Data extracted from a collection
--- BEGIN ---

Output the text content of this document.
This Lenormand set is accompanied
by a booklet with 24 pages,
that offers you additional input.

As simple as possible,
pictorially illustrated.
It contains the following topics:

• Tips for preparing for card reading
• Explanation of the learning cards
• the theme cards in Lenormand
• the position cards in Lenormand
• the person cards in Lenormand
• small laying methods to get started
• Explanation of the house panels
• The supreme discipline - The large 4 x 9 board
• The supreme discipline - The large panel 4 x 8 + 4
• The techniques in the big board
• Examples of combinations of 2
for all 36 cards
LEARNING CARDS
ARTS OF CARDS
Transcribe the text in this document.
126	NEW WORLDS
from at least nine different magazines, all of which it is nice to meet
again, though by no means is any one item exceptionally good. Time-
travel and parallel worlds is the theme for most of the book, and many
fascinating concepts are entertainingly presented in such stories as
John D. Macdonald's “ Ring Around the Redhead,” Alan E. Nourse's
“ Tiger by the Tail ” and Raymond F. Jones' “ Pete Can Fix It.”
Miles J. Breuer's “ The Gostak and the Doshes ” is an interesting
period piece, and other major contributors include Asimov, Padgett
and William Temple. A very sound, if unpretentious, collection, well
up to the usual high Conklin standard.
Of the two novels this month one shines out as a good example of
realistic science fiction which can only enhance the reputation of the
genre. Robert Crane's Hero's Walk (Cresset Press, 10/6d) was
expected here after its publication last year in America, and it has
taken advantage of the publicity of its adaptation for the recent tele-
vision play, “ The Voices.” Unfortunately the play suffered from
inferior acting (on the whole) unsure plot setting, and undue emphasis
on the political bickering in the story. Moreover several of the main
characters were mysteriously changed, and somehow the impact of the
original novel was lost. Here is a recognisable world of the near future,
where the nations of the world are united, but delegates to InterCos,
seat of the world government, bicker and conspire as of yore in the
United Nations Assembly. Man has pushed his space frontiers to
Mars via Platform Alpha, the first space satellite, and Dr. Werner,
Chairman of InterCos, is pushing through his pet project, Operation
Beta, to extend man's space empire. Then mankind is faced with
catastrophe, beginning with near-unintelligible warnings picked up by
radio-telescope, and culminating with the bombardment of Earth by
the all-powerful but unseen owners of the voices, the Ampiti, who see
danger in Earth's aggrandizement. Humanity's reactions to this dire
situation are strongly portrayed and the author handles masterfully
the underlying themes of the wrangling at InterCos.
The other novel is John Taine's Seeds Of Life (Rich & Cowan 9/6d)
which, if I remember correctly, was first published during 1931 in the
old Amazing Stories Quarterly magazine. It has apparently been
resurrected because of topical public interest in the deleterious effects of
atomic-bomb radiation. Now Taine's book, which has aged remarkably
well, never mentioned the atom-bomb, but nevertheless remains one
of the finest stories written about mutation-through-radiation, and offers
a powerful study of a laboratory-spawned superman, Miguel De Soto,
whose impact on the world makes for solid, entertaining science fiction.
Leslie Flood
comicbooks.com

--- END ---

_Objective_:
Search the data above for the word "fiction", then gather each line in which it appears.

_Reply to the task_:
realistic science fiction which can only enhance the reputation of the
whose impact on the world makes for solid, entertaining science fiction.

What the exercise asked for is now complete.